## WHAT YOU ARE ASKED TO DO
Please copy the records from the very start through the line containing "y-tick-label: 0.5 [44, 194, 61, 208]", swapping "SAE_SVM" for "SAE_RF" and leaving everything else unchanged.

## SOURCE MATERIAL
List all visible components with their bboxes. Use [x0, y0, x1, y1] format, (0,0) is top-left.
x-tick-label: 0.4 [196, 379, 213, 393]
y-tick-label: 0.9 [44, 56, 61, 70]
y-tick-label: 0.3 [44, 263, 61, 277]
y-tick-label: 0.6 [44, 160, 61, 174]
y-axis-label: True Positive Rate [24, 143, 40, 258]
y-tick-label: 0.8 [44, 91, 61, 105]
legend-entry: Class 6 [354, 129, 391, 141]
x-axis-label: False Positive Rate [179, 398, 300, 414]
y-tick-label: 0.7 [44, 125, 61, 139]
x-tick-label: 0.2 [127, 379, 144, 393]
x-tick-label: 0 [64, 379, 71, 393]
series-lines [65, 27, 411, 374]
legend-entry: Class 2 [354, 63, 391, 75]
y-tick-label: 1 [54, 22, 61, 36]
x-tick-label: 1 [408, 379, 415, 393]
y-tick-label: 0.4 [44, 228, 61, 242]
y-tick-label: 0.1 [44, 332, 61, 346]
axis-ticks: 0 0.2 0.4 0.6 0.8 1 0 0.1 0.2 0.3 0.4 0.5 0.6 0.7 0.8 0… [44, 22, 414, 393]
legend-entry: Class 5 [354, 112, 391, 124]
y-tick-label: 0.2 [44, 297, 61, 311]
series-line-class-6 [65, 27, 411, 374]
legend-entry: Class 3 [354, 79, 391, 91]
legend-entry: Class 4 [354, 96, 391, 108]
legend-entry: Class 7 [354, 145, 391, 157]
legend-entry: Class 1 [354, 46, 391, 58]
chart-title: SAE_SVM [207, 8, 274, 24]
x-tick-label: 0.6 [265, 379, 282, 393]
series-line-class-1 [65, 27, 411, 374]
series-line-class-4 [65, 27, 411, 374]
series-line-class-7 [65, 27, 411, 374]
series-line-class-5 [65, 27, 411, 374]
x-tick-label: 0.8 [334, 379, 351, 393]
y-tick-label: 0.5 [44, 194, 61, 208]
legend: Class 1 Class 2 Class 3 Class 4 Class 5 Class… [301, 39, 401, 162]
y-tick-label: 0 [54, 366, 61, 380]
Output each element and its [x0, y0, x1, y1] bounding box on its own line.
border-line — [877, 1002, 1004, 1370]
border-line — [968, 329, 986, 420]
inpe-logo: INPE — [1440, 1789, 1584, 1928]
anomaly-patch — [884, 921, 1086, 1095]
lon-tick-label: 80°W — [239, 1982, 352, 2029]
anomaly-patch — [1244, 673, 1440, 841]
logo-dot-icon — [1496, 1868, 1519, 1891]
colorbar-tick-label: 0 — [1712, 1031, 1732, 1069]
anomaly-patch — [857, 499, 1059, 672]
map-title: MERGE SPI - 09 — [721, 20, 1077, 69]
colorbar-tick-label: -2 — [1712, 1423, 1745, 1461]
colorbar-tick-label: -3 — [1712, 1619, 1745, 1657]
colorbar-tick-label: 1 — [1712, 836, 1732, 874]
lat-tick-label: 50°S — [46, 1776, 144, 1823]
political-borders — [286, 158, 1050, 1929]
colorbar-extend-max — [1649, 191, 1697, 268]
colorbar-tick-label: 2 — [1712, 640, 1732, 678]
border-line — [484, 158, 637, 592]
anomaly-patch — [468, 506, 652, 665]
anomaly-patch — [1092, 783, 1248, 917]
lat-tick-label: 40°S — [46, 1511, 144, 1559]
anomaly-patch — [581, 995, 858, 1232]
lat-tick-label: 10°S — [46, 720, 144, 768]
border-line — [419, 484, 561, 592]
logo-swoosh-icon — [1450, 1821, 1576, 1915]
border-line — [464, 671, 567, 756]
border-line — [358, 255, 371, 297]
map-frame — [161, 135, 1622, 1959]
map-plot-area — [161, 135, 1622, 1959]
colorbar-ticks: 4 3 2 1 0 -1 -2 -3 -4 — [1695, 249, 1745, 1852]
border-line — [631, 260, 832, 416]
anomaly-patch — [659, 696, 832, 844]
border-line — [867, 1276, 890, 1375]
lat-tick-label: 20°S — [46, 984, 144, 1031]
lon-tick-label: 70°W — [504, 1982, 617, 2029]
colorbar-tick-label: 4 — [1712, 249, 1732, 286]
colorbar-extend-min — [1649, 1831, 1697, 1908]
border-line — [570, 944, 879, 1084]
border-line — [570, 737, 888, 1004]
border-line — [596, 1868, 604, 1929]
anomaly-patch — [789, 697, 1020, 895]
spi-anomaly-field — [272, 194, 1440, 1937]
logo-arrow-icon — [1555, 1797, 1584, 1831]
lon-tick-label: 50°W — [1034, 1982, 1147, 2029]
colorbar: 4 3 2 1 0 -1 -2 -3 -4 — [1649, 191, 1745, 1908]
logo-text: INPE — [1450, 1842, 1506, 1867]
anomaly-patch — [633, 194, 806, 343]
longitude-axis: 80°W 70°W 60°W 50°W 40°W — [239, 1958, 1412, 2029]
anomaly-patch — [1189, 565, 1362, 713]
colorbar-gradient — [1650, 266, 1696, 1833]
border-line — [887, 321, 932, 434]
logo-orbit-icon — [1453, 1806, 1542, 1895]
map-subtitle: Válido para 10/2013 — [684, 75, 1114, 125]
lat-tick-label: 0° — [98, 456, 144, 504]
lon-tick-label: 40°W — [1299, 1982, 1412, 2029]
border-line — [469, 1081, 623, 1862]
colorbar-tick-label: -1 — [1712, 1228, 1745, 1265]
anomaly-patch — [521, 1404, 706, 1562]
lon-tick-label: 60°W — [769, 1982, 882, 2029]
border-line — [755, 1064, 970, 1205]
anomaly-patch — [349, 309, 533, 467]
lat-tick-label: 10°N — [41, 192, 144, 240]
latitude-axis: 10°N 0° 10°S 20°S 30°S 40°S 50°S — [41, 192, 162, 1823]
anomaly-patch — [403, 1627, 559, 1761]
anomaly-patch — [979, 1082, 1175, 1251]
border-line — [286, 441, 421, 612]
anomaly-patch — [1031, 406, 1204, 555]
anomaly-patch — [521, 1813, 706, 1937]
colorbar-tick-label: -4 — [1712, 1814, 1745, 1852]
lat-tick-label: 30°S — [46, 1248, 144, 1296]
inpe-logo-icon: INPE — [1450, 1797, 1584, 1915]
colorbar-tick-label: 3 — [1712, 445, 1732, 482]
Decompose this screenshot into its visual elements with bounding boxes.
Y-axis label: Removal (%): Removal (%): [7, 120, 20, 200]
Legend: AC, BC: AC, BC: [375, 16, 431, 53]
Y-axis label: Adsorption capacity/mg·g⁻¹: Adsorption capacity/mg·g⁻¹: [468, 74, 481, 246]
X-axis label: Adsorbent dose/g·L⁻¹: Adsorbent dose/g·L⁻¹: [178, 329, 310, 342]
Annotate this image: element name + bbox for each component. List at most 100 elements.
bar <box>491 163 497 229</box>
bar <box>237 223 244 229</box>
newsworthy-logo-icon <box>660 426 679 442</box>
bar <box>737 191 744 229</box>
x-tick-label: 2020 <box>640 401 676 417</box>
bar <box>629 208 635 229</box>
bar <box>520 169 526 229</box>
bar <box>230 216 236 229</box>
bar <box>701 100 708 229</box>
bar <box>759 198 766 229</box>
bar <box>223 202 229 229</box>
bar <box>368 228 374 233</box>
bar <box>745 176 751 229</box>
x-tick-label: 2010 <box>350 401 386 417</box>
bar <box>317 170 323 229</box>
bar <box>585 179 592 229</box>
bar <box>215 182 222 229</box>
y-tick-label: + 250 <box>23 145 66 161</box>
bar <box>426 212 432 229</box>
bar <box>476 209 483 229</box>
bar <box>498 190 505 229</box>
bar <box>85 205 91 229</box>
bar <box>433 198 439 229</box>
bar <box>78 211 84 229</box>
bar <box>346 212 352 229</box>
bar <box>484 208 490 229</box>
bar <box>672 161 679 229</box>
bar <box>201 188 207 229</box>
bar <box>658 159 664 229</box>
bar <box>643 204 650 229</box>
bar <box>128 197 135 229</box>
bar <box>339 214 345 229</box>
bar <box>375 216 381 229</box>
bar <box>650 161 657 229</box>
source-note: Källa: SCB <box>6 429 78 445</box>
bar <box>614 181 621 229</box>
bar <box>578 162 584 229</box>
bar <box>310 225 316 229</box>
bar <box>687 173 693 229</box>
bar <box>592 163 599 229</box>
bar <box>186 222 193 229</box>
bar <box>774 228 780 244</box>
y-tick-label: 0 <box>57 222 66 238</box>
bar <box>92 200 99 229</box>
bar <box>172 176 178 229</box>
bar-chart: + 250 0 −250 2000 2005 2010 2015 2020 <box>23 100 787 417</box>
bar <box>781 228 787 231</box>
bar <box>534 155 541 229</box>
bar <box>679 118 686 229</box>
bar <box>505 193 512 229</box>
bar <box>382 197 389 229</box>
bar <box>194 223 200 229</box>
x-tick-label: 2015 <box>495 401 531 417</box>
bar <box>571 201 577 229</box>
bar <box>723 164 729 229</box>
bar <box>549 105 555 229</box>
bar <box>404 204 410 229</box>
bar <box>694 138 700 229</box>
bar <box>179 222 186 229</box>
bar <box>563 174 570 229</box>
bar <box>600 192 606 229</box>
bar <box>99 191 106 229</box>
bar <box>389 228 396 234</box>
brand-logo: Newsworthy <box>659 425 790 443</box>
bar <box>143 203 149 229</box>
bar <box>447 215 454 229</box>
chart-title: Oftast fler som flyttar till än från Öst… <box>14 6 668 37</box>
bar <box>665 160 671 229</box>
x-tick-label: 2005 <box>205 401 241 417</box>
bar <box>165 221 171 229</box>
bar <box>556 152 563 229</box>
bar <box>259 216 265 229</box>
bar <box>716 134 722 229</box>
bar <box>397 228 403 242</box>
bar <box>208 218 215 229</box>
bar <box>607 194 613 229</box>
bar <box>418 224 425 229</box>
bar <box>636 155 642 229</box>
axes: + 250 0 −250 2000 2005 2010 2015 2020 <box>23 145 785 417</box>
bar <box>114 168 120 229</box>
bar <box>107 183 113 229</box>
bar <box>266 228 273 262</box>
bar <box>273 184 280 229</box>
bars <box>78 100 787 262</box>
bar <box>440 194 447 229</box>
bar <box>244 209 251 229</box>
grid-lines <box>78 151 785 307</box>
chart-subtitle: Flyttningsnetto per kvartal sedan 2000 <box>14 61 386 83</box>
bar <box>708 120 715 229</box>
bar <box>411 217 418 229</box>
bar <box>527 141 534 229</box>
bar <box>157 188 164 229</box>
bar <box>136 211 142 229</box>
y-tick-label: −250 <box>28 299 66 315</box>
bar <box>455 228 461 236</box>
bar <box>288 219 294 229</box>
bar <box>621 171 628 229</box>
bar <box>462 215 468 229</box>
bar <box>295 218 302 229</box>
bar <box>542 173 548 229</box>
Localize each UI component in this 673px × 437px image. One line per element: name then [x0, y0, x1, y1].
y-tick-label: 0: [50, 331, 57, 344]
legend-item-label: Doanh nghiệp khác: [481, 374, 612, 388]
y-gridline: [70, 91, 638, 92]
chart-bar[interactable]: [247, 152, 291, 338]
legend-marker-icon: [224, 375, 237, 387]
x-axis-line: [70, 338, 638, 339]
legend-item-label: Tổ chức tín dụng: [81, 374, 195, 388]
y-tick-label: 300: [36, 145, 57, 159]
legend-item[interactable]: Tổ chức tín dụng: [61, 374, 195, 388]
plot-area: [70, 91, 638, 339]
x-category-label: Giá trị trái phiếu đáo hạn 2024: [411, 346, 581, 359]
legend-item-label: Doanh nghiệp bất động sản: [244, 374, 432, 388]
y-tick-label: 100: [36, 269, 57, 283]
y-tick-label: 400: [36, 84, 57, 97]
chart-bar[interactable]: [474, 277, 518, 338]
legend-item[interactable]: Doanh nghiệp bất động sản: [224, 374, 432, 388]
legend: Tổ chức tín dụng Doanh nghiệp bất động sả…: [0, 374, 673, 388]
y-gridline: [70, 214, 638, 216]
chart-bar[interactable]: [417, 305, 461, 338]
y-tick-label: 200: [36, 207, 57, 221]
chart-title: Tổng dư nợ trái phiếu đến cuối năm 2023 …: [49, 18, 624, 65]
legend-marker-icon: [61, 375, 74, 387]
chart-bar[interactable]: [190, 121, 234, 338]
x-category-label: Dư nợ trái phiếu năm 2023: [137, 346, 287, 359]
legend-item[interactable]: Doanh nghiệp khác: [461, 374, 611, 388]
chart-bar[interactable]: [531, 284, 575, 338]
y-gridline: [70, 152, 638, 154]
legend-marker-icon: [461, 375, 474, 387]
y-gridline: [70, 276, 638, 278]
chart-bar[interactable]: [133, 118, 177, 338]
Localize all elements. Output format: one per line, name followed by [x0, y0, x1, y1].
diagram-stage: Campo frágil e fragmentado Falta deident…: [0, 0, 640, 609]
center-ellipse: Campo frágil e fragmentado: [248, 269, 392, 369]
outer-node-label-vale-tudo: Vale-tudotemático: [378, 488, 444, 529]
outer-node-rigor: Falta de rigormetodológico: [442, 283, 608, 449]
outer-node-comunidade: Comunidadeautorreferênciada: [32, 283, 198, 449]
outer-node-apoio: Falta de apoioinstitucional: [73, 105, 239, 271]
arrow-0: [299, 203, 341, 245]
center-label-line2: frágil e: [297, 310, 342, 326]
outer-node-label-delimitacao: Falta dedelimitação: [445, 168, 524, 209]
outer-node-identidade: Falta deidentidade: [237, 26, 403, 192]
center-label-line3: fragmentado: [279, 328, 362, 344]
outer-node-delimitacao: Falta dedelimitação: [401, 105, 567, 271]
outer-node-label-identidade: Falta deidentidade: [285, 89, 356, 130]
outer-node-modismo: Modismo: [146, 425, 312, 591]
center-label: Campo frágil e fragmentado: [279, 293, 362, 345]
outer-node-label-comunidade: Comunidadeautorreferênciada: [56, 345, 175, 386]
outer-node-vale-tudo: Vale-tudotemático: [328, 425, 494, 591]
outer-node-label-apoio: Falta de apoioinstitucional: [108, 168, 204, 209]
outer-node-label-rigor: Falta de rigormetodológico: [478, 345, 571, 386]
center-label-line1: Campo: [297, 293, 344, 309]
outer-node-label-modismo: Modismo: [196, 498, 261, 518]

## REPLY
List all visible components with their bboxes. Use [x0, y0, x1, y1] format, (0,0) is top-left.
x-tick-label: 0.4 [196, 379, 213, 393]
y-tick-label: 0.9 [44, 56, 61, 70]
y-tick-label: 0.3 [44, 263, 61, 277]
y-tick-label: 0.6 [44, 160, 61, 174]
y-axis-label: True Positive Rate [24, 143, 40, 258]
y-tick-label: 0.8 [44, 91, 61, 105]
legend-entry: Class 6 [354, 129, 391, 141]
x-axis-label: False Positive Rate [179, 398, 300, 414]
y-tick-label: 0.7 [44, 125, 61, 139]
x-tick-label: 0.2 [127, 379, 144, 393]
x-tick-label: 0 [64, 379, 71, 393]
series-lines [65, 27, 411, 374]
legend-entry: Class 2 [354, 63, 391, 75]
y-tick-label: 1 [54, 22, 61, 36]
x-tick-label: 1 [408, 379, 415, 393]
y-tick-label: 0.4 [44, 228, 61, 242]
y-tick-label: 0.1 [44, 332, 61, 346]
axis-ticks: 0 0.2 0.4 0.6 0.8 1 0 0.1 0.2 0.3 0.4 0.5 0.6 0.7 0.8 0… [44, 22, 414, 393]
legend-entry: Class 5 [354, 112, 391, 124]
y-tick-label: 0.2 [44, 297, 61, 311]
series-line-class-6 [65, 27, 411, 374]
legend-entry: Class 3 [354, 79, 391, 91]
legend-entry: Class 4 [354, 96, 391, 108]
legend-entry: Class 7 [354, 145, 391, 157]
legend-entry: Class 1 [354, 46, 391, 58]
chart-title: SAE_RF [207, 8, 274, 24]
x-tick-label: 0.6 [265, 379, 282, 393]
series-line-class-1 [65, 27, 411, 374]
series-line-class-4 [65, 27, 411, 374]
series-line-class-7 [65, 27, 411, 374]
series-line-class-5 [65, 27, 411, 374]
x-tick-label: 0.8 [334, 379, 351, 393]
y-tick-label: 0.5 [44, 194, 61, 208]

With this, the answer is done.